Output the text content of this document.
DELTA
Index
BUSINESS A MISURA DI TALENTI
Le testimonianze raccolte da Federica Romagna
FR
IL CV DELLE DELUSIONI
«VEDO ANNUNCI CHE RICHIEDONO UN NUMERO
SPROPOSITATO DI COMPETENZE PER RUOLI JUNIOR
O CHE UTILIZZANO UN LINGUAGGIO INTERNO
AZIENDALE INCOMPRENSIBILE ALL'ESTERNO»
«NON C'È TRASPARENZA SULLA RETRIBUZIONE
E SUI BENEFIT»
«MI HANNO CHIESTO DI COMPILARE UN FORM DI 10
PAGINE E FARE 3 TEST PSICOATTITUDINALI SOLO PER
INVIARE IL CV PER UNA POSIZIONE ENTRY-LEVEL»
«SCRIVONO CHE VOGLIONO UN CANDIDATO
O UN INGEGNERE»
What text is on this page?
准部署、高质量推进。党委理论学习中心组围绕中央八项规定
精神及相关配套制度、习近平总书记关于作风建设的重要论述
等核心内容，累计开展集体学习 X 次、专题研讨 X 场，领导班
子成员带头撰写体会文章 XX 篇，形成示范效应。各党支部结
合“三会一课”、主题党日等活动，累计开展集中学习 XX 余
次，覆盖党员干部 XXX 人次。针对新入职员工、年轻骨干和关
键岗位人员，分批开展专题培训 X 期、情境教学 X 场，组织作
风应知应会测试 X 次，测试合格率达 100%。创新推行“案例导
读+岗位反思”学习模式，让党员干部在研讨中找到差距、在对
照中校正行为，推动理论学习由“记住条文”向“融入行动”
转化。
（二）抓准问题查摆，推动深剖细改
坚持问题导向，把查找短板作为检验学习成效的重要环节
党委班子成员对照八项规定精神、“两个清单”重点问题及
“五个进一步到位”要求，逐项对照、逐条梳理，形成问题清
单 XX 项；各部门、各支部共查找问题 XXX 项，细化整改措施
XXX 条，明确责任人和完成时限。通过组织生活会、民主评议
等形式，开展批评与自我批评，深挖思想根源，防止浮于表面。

GIVEN PROBLEM:
From the listing above, report the number of lines containing the string "text", without any accompanying remarks.

RESPONSE:
2